_Stated goal_
An exact reproduction of the records is required, with all images left out.

_Task material_
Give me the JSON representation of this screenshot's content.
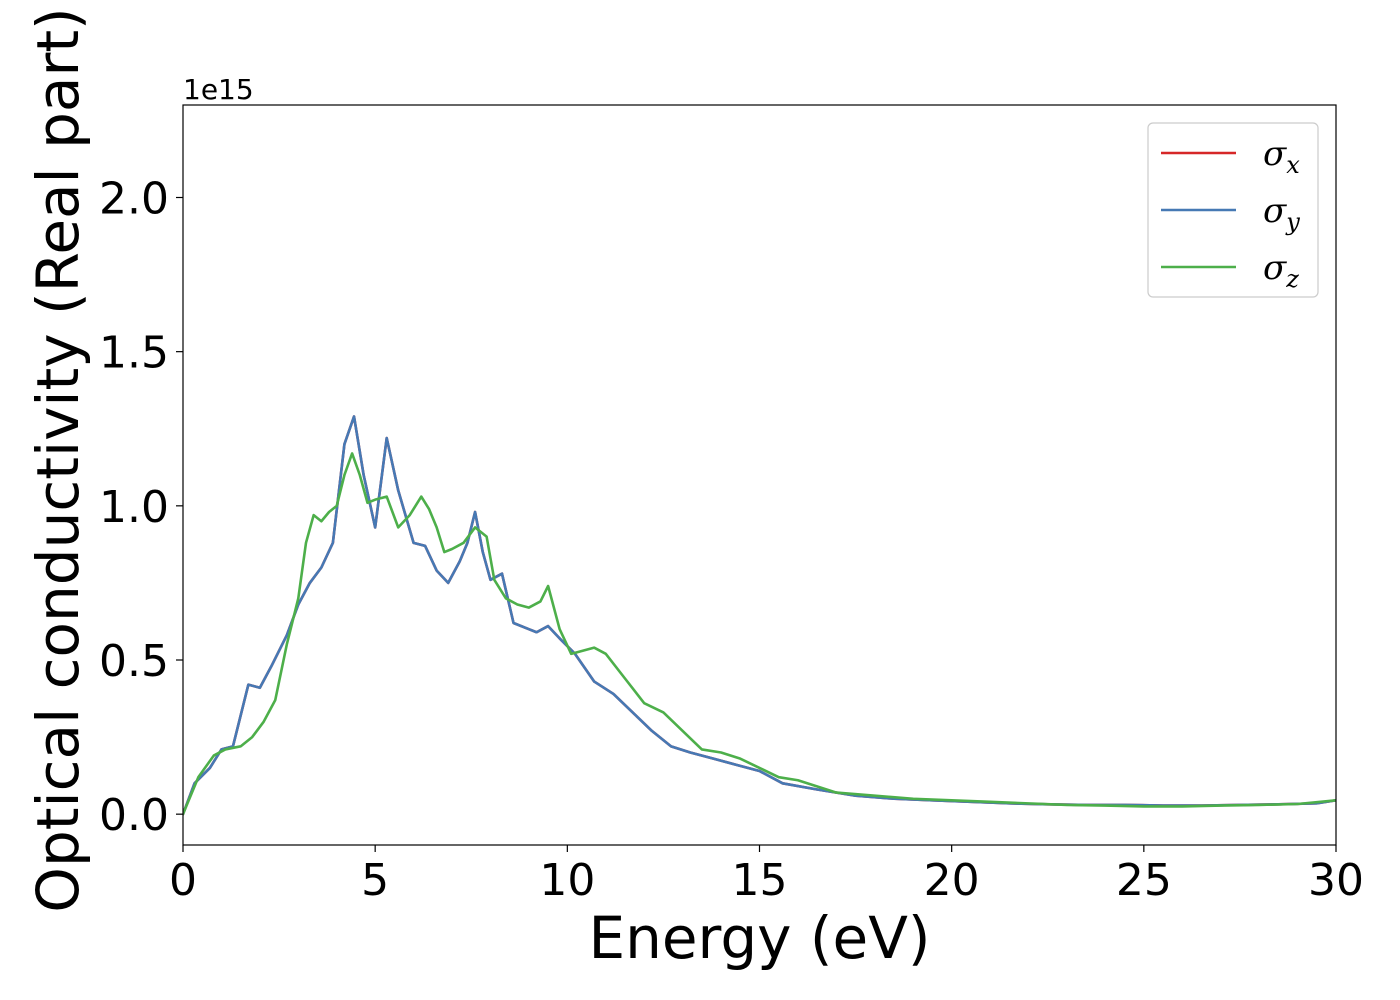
{
  "chart_data": {
    "type": "line",
    "title": "",
    "xlabel": "Energy (eV)",
    "ylabel": "Optical conductivity (Real part)",
    "y_offset_label": "1e15",
    "xlim": [
      0,
      30
    ],
    "ylim": [
      -0.1,
      2.3
    ],
    "xticks": [
      "0",
      "5",
      "10",
      "15",
      "20",
      "25",
      "30"
    ],
    "yticks": [
      "0.0",
      "0.5",
      "1.0",
      "1.5",
      "2.0"
    ],
    "grid": false,
    "legend_position": "top-right",
    "series": [
      {
        "name": "σx",
        "symbol": "σ",
        "subscript": "x",
        "color": "#d62728",
        "x": [
          0,
          0.3,
          0.7,
          1.0,
          1.3,
          1.7,
          2.0,
          2.3,
          2.7,
          3.0,
          3.3,
          3.6,
          3.9,
          4.2,
          4.45,
          4.7,
          5.0,
          5.3,
          5.6,
          6.0,
          6.3,
          6.6,
          6.9,
          7.2,
          7.4,
          7.6,
          7.8,
          8.0,
          8.3,
          8.6,
          9.0,
          9.2,
          9.5,
          9.8,
          10.2,
          10.7,
          11.2,
          11.7,
          12.2,
          12.7,
          13.2,
          13.8,
          14.4,
          15.0,
          15.6,
          16.5,
          17.5,
          18.5,
          19.5,
          20.5,
          21.5,
          22.5,
          23.5,
          24.5,
          25.5,
          26.5,
          27.5,
          28.5,
          29.5,
          30
        ],
        "y": [
          0.0,
          0.1,
          0.15,
          0.21,
          0.22,
          0.42,
          0.41,
          0.48,
          0.58,
          0.68,
          0.75,
          0.8,
          0.88,
          1.2,
          1.29,
          1.1,
          0.93,
          1.22,
          1.05,
          0.88,
          0.87,
          0.79,
          0.75,
          0.82,
          0.88,
          0.98,
          0.85,
          0.76,
          0.78,
          0.62,
          0.6,
          0.59,
          0.61,
          0.57,
          0.52,
          0.43,
          0.39,
          0.33,
          0.27,
          0.22,
          0.2,
          0.18,
          0.16,
          0.14,
          0.1,
          0.08,
          0.06,
          0.05,
          0.045,
          0.04,
          0.035,
          0.032,
          0.03,
          0.03,
          0.028,
          0.028,
          0.03,
          0.032,
          0.035,
          0.045
        ]
      },
      {
        "name": "σy",
        "symbol": "σ",
        "subscript": "y",
        "color": "#4679b4",
        "x": [
          0,
          0.3,
          0.7,
          1.0,
          1.3,
          1.7,
          2.0,
          2.3,
          2.7,
          3.0,
          3.3,
          3.6,
          3.9,
          4.2,
          4.45,
          4.7,
          5.0,
          5.3,
          5.6,
          6.0,
          6.3,
          6.6,
          6.9,
          7.2,
          7.4,
          7.6,
          7.8,
          8.0,
          8.3,
          8.6,
          9.0,
          9.2,
          9.5,
          9.8,
          10.2,
          10.7,
          11.2,
          11.7,
          12.2,
          12.7,
          13.2,
          13.8,
          14.4,
          15.0,
          15.6,
          16.5,
          17.5,
          18.5,
          19.5,
          20.5,
          21.5,
          22.5,
          23.5,
          24.5,
          25.5,
          26.5,
          27.5,
          28.5,
          29.5,
          30
        ],
        "y": [
          0.0,
          0.1,
          0.15,
          0.21,
          0.22,
          0.42,
          0.41,
          0.48,
          0.58,
          0.68,
          0.75,
          0.8,
          0.88,
          1.2,
          1.29,
          1.1,
          0.93,
          1.22,
          1.05,
          0.88,
          0.87,
          0.79,
          0.75,
          0.82,
          0.88,
          0.98,
          0.85,
          0.76,
          0.78,
          0.62,
          0.6,
          0.59,
          0.61,
          0.57,
          0.52,
          0.43,
          0.39,
          0.33,
          0.27,
          0.22,
          0.2,
          0.18,
          0.16,
          0.14,
          0.1,
          0.08,
          0.06,
          0.05,
          0.045,
          0.04,
          0.035,
          0.032,
          0.03,
          0.03,
          0.028,
          0.028,
          0.03,
          0.032,
          0.035,
          0.045
        ]
      },
      {
        "name": "σz",
        "symbol": "σ",
        "subscript": "z",
        "color": "#4daf4a",
        "x": [
          0,
          0.4,
          0.8,
          1.1,
          1.5,
          1.8,
          2.1,
          2.4,
          2.7,
          3.0,
          3.2,
          3.4,
          3.6,
          3.8,
          4.0,
          4.2,
          4.4,
          4.6,
          4.8,
          5.0,
          5.3,
          5.6,
          5.9,
          6.2,
          6.4,
          6.6,
          6.8,
          7.0,
          7.3,
          7.6,
          7.9,
          8.1,
          8.4,
          8.7,
          9.0,
          9.3,
          9.5,
          9.8,
          10.1,
          10.4,
          10.7,
          11.0,
          11.5,
          12.0,
          12.5,
          13.0,
          13.5,
          14.0,
          14.5,
          15.0,
          15.5,
          16.0,
          17.0,
          18.0,
          19.0,
          20.0,
          21.0,
          22.0,
          23.0,
          24.0,
          25.0,
          26.0,
          27.0,
          28.0,
          29.0,
          30
        ],
        "y": [
          0.0,
          0.12,
          0.19,
          0.21,
          0.22,
          0.25,
          0.3,
          0.37,
          0.55,
          0.7,
          0.88,
          0.97,
          0.95,
          0.98,
          1.0,
          1.1,
          1.17,
          1.1,
          1.01,
          1.02,
          1.03,
          0.93,
          0.97,
          1.03,
          0.99,
          0.93,
          0.85,
          0.86,
          0.88,
          0.93,
          0.9,
          0.76,
          0.7,
          0.68,
          0.67,
          0.69,
          0.74,
          0.6,
          0.52,
          0.53,
          0.54,
          0.52,
          0.44,
          0.36,
          0.33,
          0.27,
          0.21,
          0.2,
          0.18,
          0.15,
          0.12,
          0.11,
          0.07,
          0.06,
          0.05,
          0.045,
          0.04,
          0.035,
          0.03,
          0.028,
          0.025,
          0.025,
          0.028,
          0.03,
          0.033,
          0.045
        ]
      }
    ]
  }
}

_Answer to this exercise_
Give me the JSON representation of this screenshot's content.
{
  "chart_data": {
    "type": "line",
    "title": "",
    "xlabel": "Energy (eV)",
    "ylabel": "Optical conductivity (Real part)",
    "y_offset_label": "1e15",
    "xlim": [
      0,
      30
    ],
    "ylim": [
      -0.1,
      2.3
    ],
    "xticks": [
      "0",
      "5",
      "10",
      "15",
      "20",
      "25",
      "30"
    ],
    "yticks": [
      "0.0",
      "0.5",
      "1.0",
      "1.5",
      "2.0"
    ],
    "grid": false,
    "legend_position": "top-right",
    "series": [
      {
        "name": "σx",
        "symbol": "σ",
        "subscript": "x",
        "color": "#d62728",
        "x": [
          0,
          0.3,
          0.7,
          1.0,
          1.3,
          1.7,
          2.0,
          2.3,
          2.7,
          3.0,
          3.3,
          3.6,
          3.9,
          4.2,
          4.45,
          4.7,
          5.0,
          5.3,
          5.6,
          6.0,
          6.3,
          6.6,
          6.9,
          7.2,
          7.4,
          7.6,
          7.8,
          8.0,
          8.3,
          8.6,
          9.0,
          9.2,
          9.5,
          9.8,
          10.2,
          10.7,
          11.2,
          11.7,
          12.2,
          12.7,
          13.2,
          13.8,
          14.4,
          15.0,
          15.6,
          16.5,
          17.5,
          18.5,
          19.5,
          20.5,
          21.5,
          22.5,
          23.5,
          24.5,
          25.5,
          26.5,
          27.5,
          28.5,
          29.5,
          30
        ],
        "y": [
          0.0,
          0.1,
          0.15,
          0.21,
          0.22,
          0.42,
          0.41,
          0.48,
          0.58,
          0.68,
          0.75,
          0.8,
          0.88,
          1.2,
          1.29,
          1.1,
          0.93,
          1.22,
          1.05,
          0.88,
          0.87,
          0.79,
          0.75,
          0.82,
          0.88,
          0.98,
          0.85,
          0.76,
          0.78,
          0.62,
          0.6,
          0.59,
          0.61,
          0.57,
          0.52,
          0.43,
          0.39,
          0.33,
          0.27,
          0.22,
          0.2,
          0.18,
          0.16,
          0.14,
          0.1,
          0.08,
          0.06,
          0.05,
          0.045,
          0.04,
          0.035,
          0.032,
          0.03,
          0.03,
          0.028,
          0.028,
          0.03,
          0.032,
          0.035,
          0.045
        ]
      },
      {
        "name": "σy",
        "symbol": "σ",
        "subscript": "y",
        "color": "#4679b4",
        "x": [
          0,
          0.3,
          0.7,
          1.0,
          1.3,
          1.7,
          2.0,
          2.3,
          2.7,
          3.0,
          3.3,
          3.6,
          3.9,
          4.2,
          4.45,
          4.7,
          5.0,
          5.3,
          5.6,
          6.0,
          6.3,
          6.6,
          6.9,
          7.2,
          7.4,
          7.6,
          7.8,
          8.0,
          8.3,
          8.6,
          9.0,
          9.2,
          9.5,
          9.8,
          10.2,
          10.7,
          11.2,
          11.7,
          12.2,
          12.7,
          13.2,
          13.8,
          14.4,
          15.0,
          15.6,
          16.5,
          17.5,
          18.5,
          19.5,
          20.5,
          21.5,
          22.5,
          23.5,
          24.5,
          25.5,
          26.5,
          27.5,
          28.5,
          29.5,
          30
        ],
        "y": [
          0.0,
          0.1,
          0.15,
          0.21,
          0.22,
          0.42,
          0.41,
          0.48,
          0.58,
          0.68,
          0.75,
          0.8,
          0.88,
          1.2,
          1.29,
          1.1,
          0.93,
          1.22,
          1.05,
          0.88,
          0.87,
          0.79,
          0.75,
          0.82,
          0.88,
          0.98,
          0.85,
          0.76,
          0.78,
          0.62,
          0.6,
          0.59,
          0.61,
          0.57,
          0.52,
          0.43,
          0.39,
          0.33,
          0.27,
          0.22,
          0.2,
          0.18,
          0.16,
          0.14,
          0.1,
          0.08,
          0.06,
          0.05,
          0.045,
          0.04,
          0.035,
          0.032,
          0.03,
          0.03,
          0.028,
          0.028,
          0.03,
          0.032,
          0.035,
          0.045
        ]
      },
      {
        "name": "σz",
        "symbol": "σ",
        "subscript": "z",
        "color": "#4daf4a",
        "x": [
          0,
          0.4,
          0.8,
          1.1,
          1.5,
          1.8,
          2.1,
          2.4,
          2.7,
          3.0,
          3.2,
          3.4,
          3.6,
          3.8,
          4.0,
          4.2,
          4.4,
          4.6,
          4.8,
          5.0,
          5.3,
          5.6,
          5.9,
          6.2,
          6.4,
          6.6,
          6.8,
          7.0,
          7.3,
          7.6,
          7.9,
          8.1,
          8.4,
          8.7,
          9.0,
          9.3,
          9.5,
          9.8,
          10.1,
          10.4,
          10.7,
          11.0,
          11.5,
          12.0,
          12.5,
          13.0,
          13.5,
          14.0,
          14.5,
          15.0,
          15.5,
          16.0,
          17.0,
          18.0,
          19.0,
          20.0,
          21.0,
          22.0,
          23.0,
          24.0,
          25.0,
          26.0,
          27.0,
          28.0,
          29.0,
          30
        ],
        "y": [
          0.0,
          0.12,
          0.19,
          0.21,
          0.22,
          0.25,
          0.3,
          0.37,
          0.55,
          0.7,
          0.88,
          0.97,
          0.95,
          0.98,
          1.0,
          1.1,
          1.17,
          1.1,
          1.01,
          1.02,
          1.03,
          0.93,
          0.97,
          1.03,
          0.99,
          0.93,
          0.85,
          0.86,
          0.88,
          0.93,
          0.9,
          0.76,
          0.7,
          0.68,
          0.67,
          0.69,
          0.74,
          0.6,
          0.52,
          0.53,
          0.54,
          0.52,
          0.44,
          0.36,
          0.33,
          0.27,
          0.21,
          0.2,
          0.18,
          0.15,
          0.12,
          0.11,
          0.07,
          0.06,
          0.05,
          0.045,
          0.04,
          0.035,
          0.03,
          0.028,
          0.025,
          0.025,
          0.028,
          0.03,
          0.033,
          0.045
        ]
      }
    ]
  }
}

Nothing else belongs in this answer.